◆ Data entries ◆
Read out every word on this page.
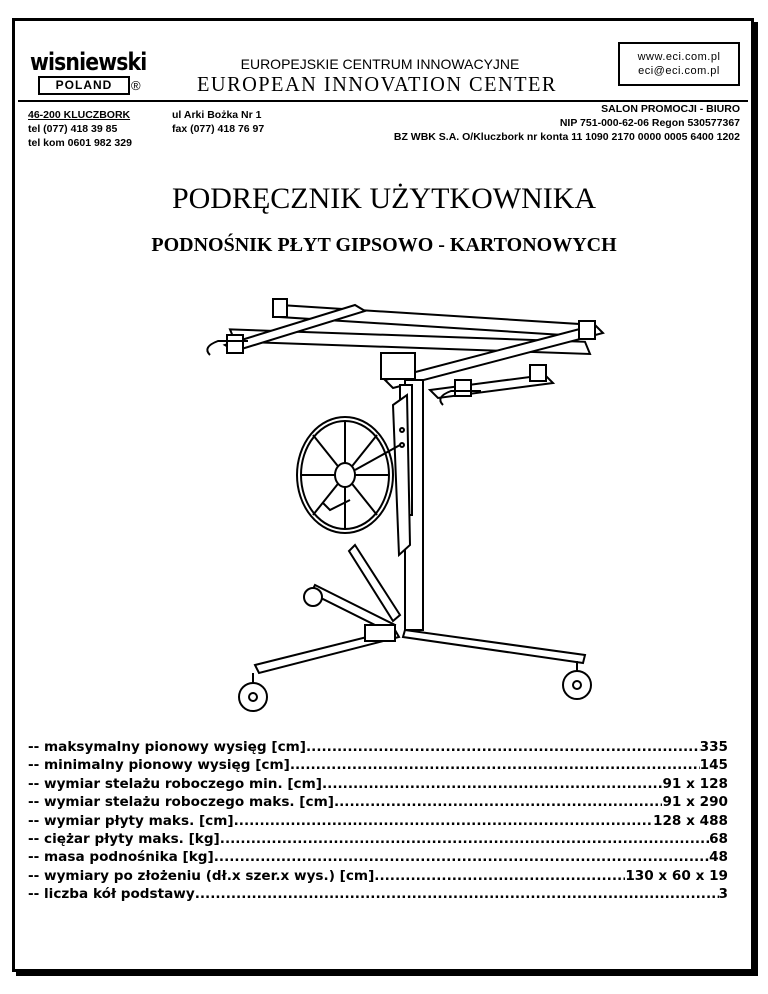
wisniewski
POLAND	®
EUROPEJSKIE CENTRUM INNOWACYJNE
EUROPEAN INNOVATION CENTER
www.eci.com.pl
eci@eci.com.pl
46-200 KLUCZBORK
tel (077) 418 39 85
tel kom 0601 982 329
ul Arki Bożka Nr 1
fax (077) 418 76 97
SALON PROMOCJI - BIURO
NIP 751-000-62-06 Regon 530577367
BZ WBK S.A. O/Kluczbork nr konta 11 1090 2170 0000 0005 6400 1202
PODRĘCZNIK UŻYTKOWNIKA
PODNOŚNIK PŁYT GIPSOWO - KARTONOWYCH
-- maksymalny pionowy wysięg [cm] .....	335
-- minimalny pionowy wysięg [cm] .....	145
-- wymiar stelażu roboczego min. [cm] .....	91 x 128
-- wymiar stelażu roboczego maks. [cm] .....	91 x 290
-- wymiar płyty maks. [cm] .....	128 x 488
-- ciężar płyty maks. [kg] .....	68
-- masa podnośnika [kg] .....	48
-- wymiary po złożeniu (dł.x szer.x wys.) [cm] .....	130 x 60 x 19
-- liczba kół podstawy .....	3
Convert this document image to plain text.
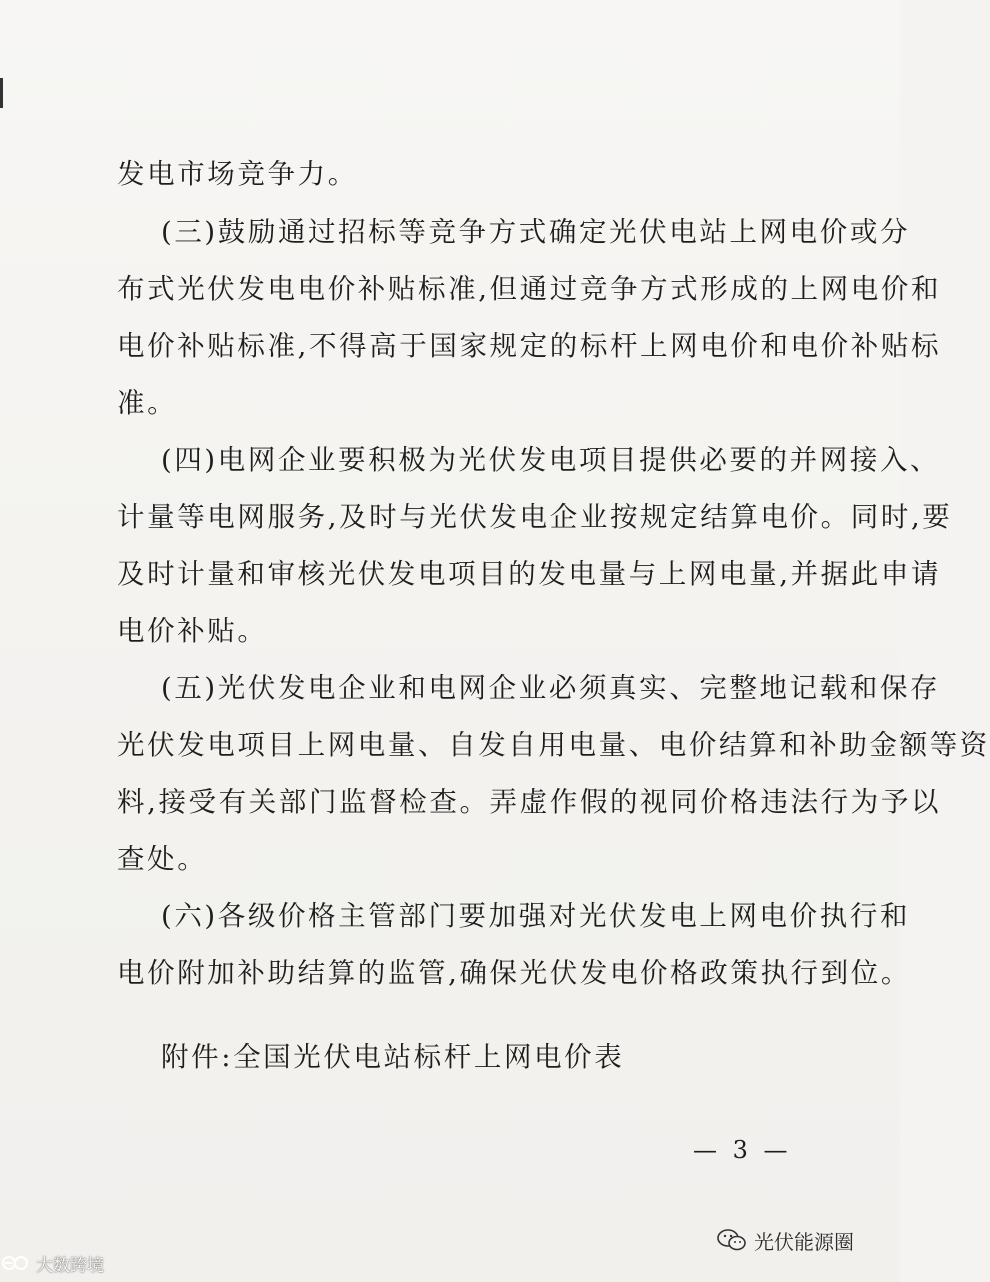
发电市场竞争力。
(三)鼓励通过招标等竞争方式确定光伏电站上网电价或分
布式光伏发电电价补贴标准,但通过竞争方式形成的上网电价和
电价补贴标准,不得高于国家规定的标杆上网电价和电价补贴标
准。
(四)电网企业要积极为光伏发电项目提供必要的并网接入、
计量等电网服务,及时与光伏发电企业按规定结算电价。同时,要
及时计量和审核光伏发电项目的发电量与上网电量,并据此申请
电价补贴。
(五)光伏发电企业和电网企业必须真实、完整地记载和保存
光伏发电项目上网电量、自发自用电量、电价结算和补助金额等资
料,接受有关部门监督检查。弄虚作假的视同价格违法行为予以
查处。
(六)各级价格主管部门要加强对光伏发电上网电价执行和
电价附加补助结算的监管,确保光伏发电价格政策执行到位。
附件:全国光伏电站标杆上网电价表
— 3 —
光伏能源圈
大数跨境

◆ Goal ◆
Set the listing down in full and exactly. Pictures within it should not appear in the copy.

◆ Task result ◆
Read out every word on this page.
wisniewski
POLAND	®
EUROPEJSKIE CENTRUM INNOWACYJNE
EUROPEAN INNOVATION CENTER
www.eci.com.pl
eci@eci.com.pl
46-200 KLUCZBORK
tel (077) 418 39 85
tel kom 0601 982 329
ul Arki Bożka Nr 1
fax (077) 418 76 97
SALON PROMOCJI - BIURO
NIP 751-000-62-06 Regon 530577367
BZ WBK S.A. O/Kluczbork nr konta 11 1090 2170 0000 0005 6400 1202
PODRĘCZNIK UŻYTKOWNIKA
PODNOŚNIK PŁYT GIPSOWO - KARTONOWYCH
-- maksymalny pionowy wysięg [cm] .....	335
-- minimalny pionowy wysięg [cm] .....	145
-- wymiar stelażu roboczego min. [cm] .....	91 x 128
-- wymiar stelażu roboczego maks. [cm] .....	91 x 290
-- wymiar płyty maks. [cm] .....	128 x 488
-- ciężar płyty maks. [kg] .....	68
-- masa podnośnika [kg] .....	48
-- wymiary po złożeniu (dł.x szer.x wys.) [cm] .....	130 x 60 x 19
-- liczba kół podstawy .....	3
Convert this document image to plain text.
发电市场竞争力。
(三)鼓励通过招标等竞争方式确定光伏电站上网电价或分
布式光伏发电电价补贴标准,但通过竞争方式形成的上网电价和
电价补贴标准,不得高于国家规定的标杆上网电价和电价补贴标
准。
(四)电网企业要积极为光伏发电项目提供必要的并网接入、
计量等电网服务,及时与光伏发电企业按规定结算电价。同时,要
及时计量和审核光伏发电项目的发电量与上网电量,并据此申请
电价补贴。
(五)光伏发电企业和电网企业必须真实、完整地记载和保存
光伏发电项目上网电量、自发自用电量、电价结算和补助金额等资
料,接受有关部门监督检查。弄虚作假的视同价格违法行为予以
查处。
(六)各级价格主管部门要加强对光伏发电上网电价执行和
电价附加补助结算的监管,确保光伏发电价格政策执行到位。
附件:全国光伏电站标杆上网电价表
— 3 —
光伏能源圈
大数跨境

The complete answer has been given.